Task brief ::
Reproduce word for word the complete passage about informing the public on gene editing and crop technology.
Text section START
The need to educate and inform the public is not a new challenge recognized by our industry, and while collective efforts to date have certainly helped — such as Nature Nurtured an initiative supported by organizations throughout the value chain to connect Canadians with digestible information on gene editing — we still have a long way to go. The belief that the tools used to produce food, such as crop technology and gene editing, are bad for people’s health and the environment, is pervasive. Contrary to this belief, innovation in seed traits and plant breeding have produced better yields and increased resistance to things like extreme weather. This has helped to protect the food supply from climate change, disease, and pests, which would otherwise hamper growers and threaten Canadians’ access to safe, abundant food.

"…innovation in seed traits and plant breeding have produced better yields and increased resistance to things like extreme weather. This has helped to protect the food supply from climate change, disease, and pests, which would otherwise hamper growers and threaten Canadians’ access to safe, abundant food.”
Text section END
Extracted information START
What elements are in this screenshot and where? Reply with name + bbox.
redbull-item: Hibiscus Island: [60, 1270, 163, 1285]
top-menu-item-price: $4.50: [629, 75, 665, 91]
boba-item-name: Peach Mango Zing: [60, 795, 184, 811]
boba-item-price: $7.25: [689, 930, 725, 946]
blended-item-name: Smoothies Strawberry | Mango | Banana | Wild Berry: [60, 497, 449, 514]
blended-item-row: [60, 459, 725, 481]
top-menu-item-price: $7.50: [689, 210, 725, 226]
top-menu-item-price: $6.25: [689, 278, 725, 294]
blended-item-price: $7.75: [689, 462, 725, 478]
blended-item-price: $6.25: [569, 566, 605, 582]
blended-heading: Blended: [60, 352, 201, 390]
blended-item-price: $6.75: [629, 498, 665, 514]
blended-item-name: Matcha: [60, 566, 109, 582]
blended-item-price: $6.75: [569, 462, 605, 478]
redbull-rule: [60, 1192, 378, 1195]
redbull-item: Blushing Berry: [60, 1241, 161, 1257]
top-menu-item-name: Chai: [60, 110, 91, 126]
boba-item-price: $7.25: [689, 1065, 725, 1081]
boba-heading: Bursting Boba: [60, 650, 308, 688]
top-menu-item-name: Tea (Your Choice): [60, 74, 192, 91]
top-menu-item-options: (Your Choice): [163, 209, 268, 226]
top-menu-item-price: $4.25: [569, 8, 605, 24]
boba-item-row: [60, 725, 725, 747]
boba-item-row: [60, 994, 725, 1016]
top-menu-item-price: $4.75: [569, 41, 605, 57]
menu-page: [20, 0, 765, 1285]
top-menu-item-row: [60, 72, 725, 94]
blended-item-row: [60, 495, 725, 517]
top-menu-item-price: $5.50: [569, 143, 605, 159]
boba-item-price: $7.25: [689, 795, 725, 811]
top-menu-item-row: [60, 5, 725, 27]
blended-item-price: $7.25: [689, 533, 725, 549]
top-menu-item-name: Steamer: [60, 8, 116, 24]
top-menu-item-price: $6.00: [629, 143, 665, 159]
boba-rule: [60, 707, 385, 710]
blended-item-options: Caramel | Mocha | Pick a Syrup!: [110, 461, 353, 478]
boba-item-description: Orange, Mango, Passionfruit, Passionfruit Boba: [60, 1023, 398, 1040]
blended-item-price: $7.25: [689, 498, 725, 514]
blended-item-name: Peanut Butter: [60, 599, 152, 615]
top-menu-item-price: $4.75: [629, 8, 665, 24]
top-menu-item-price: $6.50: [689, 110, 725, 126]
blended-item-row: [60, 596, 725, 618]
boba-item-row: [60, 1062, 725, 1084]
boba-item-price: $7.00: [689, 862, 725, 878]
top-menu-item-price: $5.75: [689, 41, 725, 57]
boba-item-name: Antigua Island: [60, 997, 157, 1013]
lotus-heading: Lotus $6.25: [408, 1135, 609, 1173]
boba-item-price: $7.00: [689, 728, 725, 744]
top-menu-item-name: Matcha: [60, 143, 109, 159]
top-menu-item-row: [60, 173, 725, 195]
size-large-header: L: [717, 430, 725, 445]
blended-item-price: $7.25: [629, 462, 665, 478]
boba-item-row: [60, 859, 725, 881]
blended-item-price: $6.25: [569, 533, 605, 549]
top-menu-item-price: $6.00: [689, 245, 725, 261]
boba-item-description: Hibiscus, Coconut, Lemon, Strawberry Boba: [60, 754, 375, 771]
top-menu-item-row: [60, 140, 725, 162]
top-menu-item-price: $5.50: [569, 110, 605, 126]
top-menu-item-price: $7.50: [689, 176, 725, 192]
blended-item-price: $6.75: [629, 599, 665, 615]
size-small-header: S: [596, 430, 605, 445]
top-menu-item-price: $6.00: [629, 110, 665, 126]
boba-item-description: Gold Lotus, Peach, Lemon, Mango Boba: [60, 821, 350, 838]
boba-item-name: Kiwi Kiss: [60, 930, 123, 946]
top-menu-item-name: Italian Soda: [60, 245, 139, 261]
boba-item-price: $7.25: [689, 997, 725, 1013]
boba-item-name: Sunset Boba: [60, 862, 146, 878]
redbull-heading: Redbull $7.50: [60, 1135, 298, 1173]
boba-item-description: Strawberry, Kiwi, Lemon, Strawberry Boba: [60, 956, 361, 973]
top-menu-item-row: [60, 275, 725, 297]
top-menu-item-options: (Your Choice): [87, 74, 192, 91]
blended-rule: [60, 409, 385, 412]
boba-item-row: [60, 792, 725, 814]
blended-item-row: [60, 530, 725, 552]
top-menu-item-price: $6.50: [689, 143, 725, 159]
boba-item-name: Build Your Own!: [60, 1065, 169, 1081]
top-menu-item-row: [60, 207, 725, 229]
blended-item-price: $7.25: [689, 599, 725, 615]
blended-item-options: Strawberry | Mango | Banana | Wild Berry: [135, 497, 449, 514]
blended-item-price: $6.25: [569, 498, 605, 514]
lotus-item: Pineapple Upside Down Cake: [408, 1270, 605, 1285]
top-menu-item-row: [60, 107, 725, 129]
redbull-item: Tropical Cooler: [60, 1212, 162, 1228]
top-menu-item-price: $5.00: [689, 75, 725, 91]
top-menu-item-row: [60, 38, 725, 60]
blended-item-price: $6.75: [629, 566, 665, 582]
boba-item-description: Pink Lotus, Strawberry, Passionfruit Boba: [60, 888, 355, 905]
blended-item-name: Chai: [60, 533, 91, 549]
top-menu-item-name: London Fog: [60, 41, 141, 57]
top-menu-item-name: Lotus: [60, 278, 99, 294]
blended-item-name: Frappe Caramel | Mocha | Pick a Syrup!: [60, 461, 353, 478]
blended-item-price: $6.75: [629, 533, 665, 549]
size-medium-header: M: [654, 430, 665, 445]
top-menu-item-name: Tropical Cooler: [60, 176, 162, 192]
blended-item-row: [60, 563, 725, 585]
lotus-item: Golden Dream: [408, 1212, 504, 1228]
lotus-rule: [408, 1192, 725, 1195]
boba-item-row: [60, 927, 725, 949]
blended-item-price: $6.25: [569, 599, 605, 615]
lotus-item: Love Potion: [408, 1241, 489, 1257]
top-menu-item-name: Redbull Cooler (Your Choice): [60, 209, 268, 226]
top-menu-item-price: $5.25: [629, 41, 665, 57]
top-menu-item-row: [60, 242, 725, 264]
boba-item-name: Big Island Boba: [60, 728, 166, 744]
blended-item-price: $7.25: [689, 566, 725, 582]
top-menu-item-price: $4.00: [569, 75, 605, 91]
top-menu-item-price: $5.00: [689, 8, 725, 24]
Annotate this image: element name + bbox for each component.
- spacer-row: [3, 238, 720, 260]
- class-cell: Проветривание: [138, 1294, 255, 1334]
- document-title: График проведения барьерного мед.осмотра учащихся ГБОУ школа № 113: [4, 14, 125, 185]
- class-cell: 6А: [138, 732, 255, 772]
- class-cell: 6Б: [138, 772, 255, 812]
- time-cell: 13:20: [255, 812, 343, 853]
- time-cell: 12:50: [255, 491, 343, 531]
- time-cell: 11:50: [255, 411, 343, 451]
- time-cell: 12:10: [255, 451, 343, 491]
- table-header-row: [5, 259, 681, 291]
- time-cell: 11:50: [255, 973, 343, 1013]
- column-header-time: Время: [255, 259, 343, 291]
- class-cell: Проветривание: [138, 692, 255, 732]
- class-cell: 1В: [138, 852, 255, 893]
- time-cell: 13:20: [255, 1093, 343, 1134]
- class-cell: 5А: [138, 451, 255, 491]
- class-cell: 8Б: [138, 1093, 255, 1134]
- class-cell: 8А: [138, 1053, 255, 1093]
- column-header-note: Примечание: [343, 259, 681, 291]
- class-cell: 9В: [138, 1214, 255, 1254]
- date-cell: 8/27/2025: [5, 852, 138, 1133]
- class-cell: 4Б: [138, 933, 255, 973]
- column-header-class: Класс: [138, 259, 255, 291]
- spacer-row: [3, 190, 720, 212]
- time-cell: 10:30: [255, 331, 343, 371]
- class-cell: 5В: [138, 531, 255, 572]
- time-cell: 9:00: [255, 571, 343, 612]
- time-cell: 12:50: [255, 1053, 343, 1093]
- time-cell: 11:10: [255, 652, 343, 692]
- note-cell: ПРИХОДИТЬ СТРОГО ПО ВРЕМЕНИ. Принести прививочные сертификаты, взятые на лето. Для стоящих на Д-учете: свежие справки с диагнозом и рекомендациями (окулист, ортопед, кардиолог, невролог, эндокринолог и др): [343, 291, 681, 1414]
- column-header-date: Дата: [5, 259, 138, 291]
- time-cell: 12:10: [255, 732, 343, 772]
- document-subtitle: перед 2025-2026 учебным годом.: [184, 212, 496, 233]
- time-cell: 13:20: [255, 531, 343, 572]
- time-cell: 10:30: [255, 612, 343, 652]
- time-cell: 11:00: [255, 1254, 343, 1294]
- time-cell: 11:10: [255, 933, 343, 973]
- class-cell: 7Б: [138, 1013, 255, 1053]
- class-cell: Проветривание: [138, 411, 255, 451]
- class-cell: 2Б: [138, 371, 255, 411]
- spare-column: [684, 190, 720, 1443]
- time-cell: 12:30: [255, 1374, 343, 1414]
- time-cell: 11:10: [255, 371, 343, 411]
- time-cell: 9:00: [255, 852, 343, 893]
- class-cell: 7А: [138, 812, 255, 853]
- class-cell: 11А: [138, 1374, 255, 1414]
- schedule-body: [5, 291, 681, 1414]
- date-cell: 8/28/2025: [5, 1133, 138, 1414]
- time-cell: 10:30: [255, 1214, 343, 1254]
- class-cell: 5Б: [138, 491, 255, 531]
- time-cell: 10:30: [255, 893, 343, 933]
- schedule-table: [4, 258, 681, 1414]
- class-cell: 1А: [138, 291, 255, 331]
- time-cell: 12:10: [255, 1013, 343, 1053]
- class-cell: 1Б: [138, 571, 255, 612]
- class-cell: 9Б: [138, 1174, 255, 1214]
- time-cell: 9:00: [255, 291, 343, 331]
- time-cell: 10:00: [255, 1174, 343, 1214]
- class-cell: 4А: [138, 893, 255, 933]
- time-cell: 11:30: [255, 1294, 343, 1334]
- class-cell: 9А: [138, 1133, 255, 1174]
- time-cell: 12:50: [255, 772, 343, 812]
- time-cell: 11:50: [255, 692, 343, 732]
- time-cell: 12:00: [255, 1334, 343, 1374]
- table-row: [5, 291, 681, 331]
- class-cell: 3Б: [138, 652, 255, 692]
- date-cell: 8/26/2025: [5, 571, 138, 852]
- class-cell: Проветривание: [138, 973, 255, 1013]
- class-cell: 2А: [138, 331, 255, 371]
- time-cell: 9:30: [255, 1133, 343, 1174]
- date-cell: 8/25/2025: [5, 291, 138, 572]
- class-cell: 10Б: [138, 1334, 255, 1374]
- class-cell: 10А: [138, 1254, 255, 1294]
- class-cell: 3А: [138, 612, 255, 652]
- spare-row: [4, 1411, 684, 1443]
Extracted information END
Response ::
The need to educate and inform the public is not a new challenge recognized by our industry, and while collective efforts to date have certainly helped — such as Nature Nurtured an initiative supported by organizations throughout the value chain to connect Canadians with digestible information on gene editing — we still have a long way to go. The belief that the tools used to produce food, such as crop technology and gene editing, are bad for people’s health and the environment, is pervasive. Contrary to this belief, innovation in seed traits and plant breeding have produced better yields and increased resistance to things like extreme weather. This has helped to protect the food supply from climate change, disease, and pests, which would otherwise hamper growers and threaten Canadians’ access to safe, abundant food.

"…innovation in seed traits and plant breeding have produced better yields and increased resistance to things like extreme weather. This has helped to protect the food supply from climate change, disease, and pests, which would otherwise hamper growers and threaten Canadians’ access to safe, abundant food.”